Exercise instructions. What number of lines hold the word "JSON"? State that number and nothing besides.

***

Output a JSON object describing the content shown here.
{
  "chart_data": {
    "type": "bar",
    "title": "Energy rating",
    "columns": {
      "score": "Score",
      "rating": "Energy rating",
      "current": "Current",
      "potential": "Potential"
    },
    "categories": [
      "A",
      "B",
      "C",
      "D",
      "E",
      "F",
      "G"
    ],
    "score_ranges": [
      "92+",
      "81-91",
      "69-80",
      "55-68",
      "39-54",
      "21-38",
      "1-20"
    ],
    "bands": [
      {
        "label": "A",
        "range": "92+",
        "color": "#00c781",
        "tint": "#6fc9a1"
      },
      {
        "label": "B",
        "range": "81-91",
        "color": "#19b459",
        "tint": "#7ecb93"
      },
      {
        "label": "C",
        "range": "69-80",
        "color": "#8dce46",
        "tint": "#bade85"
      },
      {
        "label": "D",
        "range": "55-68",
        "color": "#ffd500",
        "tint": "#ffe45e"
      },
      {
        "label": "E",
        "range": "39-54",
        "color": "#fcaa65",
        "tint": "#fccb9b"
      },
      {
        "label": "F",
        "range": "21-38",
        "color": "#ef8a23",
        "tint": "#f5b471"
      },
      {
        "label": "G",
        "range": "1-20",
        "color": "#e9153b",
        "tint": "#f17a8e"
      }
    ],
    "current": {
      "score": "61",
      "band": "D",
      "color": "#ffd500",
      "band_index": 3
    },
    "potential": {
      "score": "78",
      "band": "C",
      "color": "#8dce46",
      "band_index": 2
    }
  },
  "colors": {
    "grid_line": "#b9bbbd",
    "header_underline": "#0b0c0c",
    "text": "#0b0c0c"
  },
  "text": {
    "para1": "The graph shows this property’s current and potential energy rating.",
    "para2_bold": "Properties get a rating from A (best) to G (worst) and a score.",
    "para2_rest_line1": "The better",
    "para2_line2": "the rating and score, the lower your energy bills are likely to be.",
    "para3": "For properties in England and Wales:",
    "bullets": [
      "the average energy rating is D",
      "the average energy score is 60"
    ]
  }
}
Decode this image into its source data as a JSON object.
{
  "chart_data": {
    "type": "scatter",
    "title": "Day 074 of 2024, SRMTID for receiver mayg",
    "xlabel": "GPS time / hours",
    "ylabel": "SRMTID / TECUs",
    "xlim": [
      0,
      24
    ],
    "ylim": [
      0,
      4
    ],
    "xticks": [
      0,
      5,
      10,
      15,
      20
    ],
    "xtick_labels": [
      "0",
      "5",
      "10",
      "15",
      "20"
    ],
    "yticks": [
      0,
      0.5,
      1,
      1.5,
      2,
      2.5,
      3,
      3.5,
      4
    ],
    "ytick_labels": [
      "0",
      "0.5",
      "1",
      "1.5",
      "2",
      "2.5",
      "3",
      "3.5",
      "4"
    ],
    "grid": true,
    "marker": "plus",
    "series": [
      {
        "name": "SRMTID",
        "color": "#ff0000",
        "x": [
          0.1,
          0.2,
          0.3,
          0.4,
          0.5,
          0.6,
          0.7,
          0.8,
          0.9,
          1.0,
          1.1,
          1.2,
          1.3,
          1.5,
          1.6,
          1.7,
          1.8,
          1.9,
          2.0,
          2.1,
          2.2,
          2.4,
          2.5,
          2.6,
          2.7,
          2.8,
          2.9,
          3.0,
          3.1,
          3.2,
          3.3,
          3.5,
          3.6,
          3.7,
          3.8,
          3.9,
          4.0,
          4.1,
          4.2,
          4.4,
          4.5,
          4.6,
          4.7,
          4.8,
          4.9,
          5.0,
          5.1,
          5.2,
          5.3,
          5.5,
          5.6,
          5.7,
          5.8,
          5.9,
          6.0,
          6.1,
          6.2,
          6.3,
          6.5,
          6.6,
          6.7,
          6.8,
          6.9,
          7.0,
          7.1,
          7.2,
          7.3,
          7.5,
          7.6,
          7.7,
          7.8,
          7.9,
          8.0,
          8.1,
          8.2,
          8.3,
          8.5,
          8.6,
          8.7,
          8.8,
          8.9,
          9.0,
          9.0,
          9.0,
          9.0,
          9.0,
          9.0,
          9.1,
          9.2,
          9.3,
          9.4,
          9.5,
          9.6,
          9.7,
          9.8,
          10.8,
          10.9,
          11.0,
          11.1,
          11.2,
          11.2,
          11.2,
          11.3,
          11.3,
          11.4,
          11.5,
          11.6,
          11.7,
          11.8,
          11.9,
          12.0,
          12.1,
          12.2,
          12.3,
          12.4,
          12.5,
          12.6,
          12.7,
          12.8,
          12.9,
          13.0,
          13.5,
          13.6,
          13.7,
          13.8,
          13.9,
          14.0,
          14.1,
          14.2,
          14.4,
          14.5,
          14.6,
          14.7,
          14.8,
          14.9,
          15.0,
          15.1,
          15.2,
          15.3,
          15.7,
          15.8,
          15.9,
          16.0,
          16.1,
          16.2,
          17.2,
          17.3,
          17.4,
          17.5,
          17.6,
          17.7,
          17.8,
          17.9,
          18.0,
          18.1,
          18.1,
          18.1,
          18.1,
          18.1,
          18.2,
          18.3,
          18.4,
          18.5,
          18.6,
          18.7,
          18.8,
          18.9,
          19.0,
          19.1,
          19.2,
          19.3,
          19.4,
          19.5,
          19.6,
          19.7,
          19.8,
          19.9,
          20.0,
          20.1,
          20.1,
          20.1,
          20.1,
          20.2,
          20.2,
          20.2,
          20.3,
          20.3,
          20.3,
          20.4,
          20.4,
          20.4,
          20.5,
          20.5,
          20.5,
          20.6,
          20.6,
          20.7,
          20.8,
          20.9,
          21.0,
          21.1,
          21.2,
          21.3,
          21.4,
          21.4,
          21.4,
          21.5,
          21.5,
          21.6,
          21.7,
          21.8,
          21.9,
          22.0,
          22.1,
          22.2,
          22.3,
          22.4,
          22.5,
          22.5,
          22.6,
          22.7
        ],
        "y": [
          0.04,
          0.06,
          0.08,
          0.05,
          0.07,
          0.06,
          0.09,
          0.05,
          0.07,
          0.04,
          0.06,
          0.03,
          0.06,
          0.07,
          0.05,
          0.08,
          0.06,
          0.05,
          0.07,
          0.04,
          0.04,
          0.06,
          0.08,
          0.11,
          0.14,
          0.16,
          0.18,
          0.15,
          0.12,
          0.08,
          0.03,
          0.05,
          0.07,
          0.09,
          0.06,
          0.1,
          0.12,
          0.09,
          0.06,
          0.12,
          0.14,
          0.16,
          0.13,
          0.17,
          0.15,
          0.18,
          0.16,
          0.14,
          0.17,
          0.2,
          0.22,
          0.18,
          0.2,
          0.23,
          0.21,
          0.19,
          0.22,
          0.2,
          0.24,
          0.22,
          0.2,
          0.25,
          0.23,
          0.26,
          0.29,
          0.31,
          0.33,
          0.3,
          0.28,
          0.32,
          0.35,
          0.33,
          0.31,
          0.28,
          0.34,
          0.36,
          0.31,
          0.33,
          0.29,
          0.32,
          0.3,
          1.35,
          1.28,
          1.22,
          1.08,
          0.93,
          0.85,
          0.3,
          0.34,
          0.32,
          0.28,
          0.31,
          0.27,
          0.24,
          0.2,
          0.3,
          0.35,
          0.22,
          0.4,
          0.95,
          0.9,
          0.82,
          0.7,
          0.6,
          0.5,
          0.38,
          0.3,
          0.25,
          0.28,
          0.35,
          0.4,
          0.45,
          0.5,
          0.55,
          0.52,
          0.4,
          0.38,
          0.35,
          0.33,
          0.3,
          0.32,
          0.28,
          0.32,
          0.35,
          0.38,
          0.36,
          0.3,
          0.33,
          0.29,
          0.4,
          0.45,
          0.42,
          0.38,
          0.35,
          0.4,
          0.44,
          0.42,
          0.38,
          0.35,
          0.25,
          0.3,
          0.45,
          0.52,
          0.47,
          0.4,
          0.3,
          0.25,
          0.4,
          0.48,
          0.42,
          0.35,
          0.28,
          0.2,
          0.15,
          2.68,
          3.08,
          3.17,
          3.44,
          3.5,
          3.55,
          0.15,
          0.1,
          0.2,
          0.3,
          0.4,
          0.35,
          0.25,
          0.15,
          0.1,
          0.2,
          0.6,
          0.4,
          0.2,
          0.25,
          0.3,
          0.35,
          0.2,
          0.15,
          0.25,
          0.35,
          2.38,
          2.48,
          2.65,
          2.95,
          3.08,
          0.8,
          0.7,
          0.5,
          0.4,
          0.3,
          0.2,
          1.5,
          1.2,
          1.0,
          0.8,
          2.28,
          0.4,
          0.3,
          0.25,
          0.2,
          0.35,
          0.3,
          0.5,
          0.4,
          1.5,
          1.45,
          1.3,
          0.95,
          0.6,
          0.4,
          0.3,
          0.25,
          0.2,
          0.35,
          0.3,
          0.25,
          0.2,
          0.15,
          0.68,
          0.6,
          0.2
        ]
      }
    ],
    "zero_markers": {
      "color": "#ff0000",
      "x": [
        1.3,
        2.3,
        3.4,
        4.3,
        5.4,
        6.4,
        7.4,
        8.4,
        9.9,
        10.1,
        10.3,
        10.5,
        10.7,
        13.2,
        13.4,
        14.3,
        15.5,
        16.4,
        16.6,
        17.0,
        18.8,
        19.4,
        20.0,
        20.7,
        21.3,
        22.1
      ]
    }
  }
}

***

Exercise response. 2